WHAT IS NEEDED: Lay out the data from its start through the line containing "The upright leg 9 is at (263, 288)." as a Markdown table with the columns Row and Text, numbering each line and leaving out blank lines. Include only those lines.

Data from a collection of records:

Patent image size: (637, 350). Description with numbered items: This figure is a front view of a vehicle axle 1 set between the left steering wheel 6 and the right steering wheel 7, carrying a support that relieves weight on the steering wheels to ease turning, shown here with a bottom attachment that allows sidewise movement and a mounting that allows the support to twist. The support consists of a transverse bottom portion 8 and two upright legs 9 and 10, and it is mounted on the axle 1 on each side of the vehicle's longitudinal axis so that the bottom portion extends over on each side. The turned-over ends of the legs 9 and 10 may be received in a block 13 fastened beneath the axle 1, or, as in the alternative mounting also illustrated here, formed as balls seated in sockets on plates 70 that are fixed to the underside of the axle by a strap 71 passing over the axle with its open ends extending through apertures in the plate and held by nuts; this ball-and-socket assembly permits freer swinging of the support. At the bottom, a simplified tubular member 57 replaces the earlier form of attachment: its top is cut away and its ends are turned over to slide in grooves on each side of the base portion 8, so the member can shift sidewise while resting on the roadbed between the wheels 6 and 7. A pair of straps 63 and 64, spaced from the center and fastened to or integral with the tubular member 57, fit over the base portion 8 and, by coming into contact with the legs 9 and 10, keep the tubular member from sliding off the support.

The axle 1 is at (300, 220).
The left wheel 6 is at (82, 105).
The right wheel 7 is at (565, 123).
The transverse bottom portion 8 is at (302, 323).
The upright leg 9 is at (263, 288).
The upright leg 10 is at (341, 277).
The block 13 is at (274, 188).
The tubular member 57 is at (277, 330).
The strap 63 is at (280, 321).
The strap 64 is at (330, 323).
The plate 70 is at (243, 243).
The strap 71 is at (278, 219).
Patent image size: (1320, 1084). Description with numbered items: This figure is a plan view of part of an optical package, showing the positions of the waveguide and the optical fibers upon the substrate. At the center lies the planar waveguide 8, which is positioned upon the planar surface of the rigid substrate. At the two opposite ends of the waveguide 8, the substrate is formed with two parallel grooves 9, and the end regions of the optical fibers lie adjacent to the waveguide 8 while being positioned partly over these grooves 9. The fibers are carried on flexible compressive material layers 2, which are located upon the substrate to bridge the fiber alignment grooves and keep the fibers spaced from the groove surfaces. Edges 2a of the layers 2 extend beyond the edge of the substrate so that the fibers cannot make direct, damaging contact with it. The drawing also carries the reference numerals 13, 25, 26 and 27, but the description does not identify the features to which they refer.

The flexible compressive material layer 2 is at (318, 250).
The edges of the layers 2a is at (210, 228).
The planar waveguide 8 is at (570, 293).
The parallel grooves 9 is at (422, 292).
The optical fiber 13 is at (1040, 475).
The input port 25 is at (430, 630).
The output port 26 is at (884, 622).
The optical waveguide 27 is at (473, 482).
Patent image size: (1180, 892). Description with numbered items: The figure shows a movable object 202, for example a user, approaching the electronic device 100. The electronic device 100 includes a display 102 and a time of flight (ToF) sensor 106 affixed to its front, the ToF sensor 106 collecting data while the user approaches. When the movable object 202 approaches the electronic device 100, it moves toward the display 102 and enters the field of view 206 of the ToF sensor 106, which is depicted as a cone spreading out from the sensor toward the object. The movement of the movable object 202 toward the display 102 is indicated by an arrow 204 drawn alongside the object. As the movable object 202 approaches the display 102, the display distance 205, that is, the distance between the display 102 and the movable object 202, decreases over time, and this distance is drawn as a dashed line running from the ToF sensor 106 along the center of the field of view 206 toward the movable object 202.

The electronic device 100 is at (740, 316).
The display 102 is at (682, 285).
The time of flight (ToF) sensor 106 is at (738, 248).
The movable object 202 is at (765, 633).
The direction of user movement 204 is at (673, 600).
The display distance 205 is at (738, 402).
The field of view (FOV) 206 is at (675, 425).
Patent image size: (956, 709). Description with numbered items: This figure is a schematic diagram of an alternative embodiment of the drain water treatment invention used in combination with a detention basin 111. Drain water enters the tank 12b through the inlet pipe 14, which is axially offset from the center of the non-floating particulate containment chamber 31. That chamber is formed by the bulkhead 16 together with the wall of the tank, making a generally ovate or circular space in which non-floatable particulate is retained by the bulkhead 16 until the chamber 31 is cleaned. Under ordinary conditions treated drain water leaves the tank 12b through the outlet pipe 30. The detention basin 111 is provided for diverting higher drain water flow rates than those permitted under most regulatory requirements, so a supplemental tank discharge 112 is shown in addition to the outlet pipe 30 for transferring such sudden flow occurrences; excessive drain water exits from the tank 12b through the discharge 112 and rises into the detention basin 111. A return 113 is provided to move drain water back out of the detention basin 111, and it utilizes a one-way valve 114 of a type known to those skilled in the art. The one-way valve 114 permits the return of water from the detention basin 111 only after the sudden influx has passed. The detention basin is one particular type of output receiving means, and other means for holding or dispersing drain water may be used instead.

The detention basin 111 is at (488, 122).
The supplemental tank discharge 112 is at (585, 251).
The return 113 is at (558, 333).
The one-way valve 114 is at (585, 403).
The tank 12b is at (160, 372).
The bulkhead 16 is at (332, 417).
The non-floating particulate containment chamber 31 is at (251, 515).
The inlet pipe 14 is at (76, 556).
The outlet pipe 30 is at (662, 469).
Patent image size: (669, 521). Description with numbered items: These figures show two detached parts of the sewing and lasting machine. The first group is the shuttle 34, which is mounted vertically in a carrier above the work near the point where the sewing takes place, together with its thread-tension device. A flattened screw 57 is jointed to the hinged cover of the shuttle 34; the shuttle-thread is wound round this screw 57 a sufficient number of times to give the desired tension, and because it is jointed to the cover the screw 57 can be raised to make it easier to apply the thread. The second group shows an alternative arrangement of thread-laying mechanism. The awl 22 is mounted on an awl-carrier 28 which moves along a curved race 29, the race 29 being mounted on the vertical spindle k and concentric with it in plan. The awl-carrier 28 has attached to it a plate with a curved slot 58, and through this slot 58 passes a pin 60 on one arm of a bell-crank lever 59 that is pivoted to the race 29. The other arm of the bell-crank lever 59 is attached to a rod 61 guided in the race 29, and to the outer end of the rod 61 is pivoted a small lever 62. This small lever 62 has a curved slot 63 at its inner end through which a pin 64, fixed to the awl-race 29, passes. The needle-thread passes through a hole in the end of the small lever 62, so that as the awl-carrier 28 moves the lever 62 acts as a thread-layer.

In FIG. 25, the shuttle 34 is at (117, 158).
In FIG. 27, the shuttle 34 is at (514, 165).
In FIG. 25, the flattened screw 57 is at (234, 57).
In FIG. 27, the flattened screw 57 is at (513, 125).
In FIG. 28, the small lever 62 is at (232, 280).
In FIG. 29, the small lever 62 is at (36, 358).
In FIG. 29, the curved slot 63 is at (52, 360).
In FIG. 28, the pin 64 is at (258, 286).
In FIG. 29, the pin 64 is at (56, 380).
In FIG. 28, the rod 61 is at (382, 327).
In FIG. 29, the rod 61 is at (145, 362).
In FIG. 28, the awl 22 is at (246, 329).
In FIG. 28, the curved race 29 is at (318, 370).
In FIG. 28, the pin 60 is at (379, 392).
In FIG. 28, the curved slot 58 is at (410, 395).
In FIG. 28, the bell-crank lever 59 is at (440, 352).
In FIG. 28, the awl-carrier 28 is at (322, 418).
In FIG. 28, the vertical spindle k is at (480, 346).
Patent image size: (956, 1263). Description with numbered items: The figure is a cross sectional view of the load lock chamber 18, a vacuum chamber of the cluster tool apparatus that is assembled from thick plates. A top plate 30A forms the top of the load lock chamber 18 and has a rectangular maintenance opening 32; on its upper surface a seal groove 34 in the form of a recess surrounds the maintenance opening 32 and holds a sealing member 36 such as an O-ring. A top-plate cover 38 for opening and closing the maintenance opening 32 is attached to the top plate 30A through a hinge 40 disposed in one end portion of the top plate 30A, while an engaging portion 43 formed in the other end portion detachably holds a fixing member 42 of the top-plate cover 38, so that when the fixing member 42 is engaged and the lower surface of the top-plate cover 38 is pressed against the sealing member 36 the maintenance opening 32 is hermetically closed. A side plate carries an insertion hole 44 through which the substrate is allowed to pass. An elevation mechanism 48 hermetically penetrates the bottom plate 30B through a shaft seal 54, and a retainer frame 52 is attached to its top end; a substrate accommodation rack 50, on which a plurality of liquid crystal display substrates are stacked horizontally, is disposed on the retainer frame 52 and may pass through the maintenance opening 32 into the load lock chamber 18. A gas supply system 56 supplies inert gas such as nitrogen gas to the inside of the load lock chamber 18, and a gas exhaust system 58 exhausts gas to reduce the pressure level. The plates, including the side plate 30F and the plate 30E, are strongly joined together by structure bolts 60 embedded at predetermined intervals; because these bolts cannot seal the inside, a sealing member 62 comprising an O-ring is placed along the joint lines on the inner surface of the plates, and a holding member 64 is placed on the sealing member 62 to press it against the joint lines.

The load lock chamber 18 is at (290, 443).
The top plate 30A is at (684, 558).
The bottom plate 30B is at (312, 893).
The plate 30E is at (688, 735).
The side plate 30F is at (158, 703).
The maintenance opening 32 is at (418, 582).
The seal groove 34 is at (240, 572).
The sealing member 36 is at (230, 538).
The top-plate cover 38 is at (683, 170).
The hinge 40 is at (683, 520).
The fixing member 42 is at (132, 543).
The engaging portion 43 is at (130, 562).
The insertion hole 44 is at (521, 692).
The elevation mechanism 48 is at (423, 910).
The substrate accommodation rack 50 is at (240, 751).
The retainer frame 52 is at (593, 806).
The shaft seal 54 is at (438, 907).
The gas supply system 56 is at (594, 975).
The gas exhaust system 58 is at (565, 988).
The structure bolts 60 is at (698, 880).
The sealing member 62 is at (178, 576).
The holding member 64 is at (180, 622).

SOLUTION TO THE PROBLEM:
| Row | Text |
|---|---|
| 1 | Patent image size: (637, 350). Description with numbered items: This figure is a front view of a vehicle axle 1 set between the left steering wheel 6 and the right steering wheel 7, carrying a support that relieves weight on the steering wheels to ease turning, shown here with a bottom attachment that allows sidewise movement and a mounting that allows the support to twist. The support consists of a transverse bottom portion 8 and two upright legs 9 and 10, and it is mounted on the axle 1 on each side of the vehicle's longitudinal axis so that the bottom portion extends over on each side. The turned-over ends of the legs 9 and 10 may be received in a block 13 fastened beneath the axle 1, or, as in the alternative mounting also illustrated here, formed as balls seated in sockets on plates 70 that are fixed to the underside of the axle by a strap 71 passing over the axle with its open ends extending through apertures in the plate and held by nuts; this ball-and-socket assembly permits freer swinging of the support. At the bottom, a simplified tubular member 57 replaces the earlier form of attachment: its top is cut away and its ends are turned over to slide in grooves on each side of the base portion 8, so the member can shift sidewise while resting on the roadbed between the wheels 6 and 7. A pair of straps 63 and 64, spaced from the center and fastened to or integral with the tubular member 57, fit over the base portion 8 and, by coming into contact with the legs 9 and 10, keep the tubular member from sliding off the support. |
| 2 | The axle 1 is at (300, 220). |
| 3 | The left wheel 6 is at (82, 105). |
| 4 | The right wheel 7 is at (565, 123). |
| 5 | The transverse bottom portion 8 is at (302, 323). |
| 6 | The upright leg 9 is at (263, 288). |